Collected data entries:

-- BEGIN --

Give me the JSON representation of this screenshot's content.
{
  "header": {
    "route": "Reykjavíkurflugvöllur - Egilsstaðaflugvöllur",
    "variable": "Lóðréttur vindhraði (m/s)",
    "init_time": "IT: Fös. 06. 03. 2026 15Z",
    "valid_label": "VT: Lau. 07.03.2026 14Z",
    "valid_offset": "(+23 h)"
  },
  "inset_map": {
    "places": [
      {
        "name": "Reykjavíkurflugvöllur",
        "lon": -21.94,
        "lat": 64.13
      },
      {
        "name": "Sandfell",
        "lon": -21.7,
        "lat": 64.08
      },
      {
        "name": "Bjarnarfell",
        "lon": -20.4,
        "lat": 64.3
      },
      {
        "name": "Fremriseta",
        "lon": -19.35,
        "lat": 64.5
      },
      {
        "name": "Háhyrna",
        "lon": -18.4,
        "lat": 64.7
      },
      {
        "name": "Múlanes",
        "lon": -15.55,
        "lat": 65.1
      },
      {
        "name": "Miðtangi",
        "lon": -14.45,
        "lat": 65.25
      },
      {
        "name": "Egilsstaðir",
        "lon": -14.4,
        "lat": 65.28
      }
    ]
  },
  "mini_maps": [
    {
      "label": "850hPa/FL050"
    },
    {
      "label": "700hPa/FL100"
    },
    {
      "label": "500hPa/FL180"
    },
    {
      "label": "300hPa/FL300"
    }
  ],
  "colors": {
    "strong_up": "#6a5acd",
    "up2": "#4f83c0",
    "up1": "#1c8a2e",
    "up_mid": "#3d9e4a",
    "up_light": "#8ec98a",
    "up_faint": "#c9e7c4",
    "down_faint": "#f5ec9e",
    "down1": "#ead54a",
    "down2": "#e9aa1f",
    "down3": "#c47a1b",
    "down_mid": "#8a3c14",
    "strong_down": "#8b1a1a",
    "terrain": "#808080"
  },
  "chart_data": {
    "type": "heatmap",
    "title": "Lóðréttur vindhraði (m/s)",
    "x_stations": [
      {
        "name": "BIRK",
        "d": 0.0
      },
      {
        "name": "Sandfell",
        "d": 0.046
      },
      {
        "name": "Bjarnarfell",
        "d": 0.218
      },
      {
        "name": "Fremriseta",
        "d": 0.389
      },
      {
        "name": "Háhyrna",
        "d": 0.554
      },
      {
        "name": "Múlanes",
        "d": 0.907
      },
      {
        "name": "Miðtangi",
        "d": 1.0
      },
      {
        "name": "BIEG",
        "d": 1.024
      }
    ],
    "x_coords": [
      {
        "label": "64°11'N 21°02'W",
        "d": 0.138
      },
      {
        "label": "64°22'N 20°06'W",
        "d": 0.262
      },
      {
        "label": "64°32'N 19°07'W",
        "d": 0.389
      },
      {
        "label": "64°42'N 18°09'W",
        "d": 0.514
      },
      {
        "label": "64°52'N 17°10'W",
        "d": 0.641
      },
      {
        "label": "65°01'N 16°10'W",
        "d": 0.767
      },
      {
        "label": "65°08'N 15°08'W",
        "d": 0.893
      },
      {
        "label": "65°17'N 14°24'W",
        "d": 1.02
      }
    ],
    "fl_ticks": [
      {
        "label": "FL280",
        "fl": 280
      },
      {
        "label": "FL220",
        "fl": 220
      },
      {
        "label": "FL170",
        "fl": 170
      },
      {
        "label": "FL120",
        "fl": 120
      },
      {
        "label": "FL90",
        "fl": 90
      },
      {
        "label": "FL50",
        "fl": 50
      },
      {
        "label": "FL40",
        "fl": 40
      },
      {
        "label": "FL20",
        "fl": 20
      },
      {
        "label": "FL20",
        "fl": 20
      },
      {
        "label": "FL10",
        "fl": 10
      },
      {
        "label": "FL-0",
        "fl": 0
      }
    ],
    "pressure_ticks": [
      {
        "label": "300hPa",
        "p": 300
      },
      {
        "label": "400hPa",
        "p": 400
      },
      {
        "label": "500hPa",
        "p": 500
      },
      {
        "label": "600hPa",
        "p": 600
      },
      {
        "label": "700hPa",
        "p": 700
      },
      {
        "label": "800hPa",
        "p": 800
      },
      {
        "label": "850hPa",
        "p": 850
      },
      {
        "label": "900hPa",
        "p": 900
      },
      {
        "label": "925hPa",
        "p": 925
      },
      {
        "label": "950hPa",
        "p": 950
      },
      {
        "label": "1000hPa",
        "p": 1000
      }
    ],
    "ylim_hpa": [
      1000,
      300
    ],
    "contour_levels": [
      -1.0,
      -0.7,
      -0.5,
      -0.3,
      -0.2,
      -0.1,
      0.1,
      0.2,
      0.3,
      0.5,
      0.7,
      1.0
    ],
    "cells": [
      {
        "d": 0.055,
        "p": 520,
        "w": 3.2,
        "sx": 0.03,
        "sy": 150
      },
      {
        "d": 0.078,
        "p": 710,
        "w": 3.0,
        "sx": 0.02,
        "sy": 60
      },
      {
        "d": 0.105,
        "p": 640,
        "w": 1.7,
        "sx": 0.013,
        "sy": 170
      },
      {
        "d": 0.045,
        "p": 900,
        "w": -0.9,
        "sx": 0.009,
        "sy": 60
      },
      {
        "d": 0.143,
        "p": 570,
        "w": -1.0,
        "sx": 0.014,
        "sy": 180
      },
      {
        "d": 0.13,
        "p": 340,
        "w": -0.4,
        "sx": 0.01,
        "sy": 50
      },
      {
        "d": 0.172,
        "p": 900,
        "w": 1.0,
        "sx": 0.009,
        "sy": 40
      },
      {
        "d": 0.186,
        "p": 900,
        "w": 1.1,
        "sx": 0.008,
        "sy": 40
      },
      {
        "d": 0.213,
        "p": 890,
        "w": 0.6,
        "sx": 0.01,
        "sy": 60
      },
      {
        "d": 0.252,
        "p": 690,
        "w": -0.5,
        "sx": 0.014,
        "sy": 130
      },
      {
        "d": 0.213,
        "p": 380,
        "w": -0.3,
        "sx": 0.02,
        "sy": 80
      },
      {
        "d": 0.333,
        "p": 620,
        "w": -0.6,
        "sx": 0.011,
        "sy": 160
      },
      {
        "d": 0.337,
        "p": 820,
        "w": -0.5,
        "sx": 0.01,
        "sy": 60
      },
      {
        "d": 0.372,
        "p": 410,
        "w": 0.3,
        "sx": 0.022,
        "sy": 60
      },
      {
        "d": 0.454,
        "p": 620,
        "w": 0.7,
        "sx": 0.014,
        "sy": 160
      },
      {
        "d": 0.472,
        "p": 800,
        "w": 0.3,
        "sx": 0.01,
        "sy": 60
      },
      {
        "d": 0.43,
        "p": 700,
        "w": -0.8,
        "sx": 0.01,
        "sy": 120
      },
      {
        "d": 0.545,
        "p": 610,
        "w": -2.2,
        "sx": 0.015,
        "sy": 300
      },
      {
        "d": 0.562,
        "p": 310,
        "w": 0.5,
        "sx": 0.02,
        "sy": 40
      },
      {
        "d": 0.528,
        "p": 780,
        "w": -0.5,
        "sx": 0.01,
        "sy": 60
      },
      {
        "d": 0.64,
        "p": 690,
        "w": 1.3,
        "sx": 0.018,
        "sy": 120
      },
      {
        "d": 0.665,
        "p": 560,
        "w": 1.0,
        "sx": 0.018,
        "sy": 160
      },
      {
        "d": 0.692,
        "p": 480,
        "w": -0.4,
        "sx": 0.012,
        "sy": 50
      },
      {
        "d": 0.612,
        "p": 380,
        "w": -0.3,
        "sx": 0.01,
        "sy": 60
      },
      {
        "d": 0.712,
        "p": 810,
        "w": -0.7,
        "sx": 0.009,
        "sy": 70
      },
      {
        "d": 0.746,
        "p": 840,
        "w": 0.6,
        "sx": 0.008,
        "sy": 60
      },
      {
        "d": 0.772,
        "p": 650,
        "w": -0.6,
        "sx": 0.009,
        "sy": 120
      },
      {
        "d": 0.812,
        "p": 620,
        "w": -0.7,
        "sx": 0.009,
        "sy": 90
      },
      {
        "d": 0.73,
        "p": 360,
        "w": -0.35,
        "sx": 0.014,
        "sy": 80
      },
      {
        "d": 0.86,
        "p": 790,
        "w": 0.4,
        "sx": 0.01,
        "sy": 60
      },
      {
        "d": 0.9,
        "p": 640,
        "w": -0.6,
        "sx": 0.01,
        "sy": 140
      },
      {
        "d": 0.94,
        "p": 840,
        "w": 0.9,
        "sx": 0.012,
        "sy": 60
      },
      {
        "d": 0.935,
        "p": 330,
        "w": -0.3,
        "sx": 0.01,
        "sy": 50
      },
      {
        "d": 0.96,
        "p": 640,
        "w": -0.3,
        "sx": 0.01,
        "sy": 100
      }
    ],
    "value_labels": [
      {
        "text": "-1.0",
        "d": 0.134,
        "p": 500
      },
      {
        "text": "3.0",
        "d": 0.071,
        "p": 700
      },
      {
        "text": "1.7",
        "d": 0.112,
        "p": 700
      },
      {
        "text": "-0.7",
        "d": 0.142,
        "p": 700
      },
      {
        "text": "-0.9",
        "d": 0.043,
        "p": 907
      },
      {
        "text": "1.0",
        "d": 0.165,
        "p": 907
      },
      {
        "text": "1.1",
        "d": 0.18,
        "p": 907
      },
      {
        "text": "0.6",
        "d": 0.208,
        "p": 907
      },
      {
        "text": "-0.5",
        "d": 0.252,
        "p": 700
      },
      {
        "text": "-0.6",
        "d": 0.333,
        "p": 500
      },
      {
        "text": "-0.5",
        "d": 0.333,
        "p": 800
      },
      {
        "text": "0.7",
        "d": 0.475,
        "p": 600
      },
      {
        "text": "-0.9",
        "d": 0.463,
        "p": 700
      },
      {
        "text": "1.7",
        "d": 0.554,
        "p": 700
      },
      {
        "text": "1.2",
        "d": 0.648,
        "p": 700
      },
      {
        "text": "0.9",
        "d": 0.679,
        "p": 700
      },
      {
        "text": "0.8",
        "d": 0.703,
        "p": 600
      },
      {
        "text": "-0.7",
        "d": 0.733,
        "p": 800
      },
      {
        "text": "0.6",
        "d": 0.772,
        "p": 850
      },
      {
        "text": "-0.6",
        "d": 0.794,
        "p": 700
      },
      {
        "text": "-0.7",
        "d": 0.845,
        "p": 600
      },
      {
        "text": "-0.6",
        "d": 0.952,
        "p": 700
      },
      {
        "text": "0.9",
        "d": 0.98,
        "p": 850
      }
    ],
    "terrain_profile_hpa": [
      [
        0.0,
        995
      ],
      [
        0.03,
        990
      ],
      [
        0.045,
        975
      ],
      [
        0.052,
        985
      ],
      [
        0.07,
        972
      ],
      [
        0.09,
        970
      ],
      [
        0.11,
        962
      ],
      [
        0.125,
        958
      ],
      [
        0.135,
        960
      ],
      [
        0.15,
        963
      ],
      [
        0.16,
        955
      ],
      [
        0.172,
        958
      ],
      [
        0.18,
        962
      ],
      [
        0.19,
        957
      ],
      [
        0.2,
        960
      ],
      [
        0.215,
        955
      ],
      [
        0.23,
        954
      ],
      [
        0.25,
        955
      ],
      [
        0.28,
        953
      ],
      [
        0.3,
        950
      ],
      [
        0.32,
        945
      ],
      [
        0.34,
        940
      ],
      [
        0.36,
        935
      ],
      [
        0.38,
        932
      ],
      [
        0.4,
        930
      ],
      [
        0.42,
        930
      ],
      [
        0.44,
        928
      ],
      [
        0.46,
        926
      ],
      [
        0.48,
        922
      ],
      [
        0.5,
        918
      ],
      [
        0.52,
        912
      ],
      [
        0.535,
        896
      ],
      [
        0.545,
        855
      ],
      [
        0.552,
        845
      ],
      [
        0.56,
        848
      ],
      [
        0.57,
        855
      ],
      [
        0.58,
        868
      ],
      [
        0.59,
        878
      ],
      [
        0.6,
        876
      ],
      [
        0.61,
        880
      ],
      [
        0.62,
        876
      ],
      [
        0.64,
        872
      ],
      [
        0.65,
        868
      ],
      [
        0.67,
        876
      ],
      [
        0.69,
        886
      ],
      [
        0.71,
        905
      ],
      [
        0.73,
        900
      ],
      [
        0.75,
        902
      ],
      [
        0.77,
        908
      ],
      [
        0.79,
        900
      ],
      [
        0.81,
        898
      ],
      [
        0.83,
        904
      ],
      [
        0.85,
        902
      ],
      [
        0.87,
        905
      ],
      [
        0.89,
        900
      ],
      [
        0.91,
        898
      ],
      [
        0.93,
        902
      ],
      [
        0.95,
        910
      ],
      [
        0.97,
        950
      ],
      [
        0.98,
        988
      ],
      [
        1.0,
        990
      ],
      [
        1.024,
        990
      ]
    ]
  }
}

-- END --

Copy every line in the records above that contains the word "Lóðréttur".

    "variable": "Lóðréttur vindhraði (m/s)",
    "title": "Lóðréttur vindhraði (m/s)",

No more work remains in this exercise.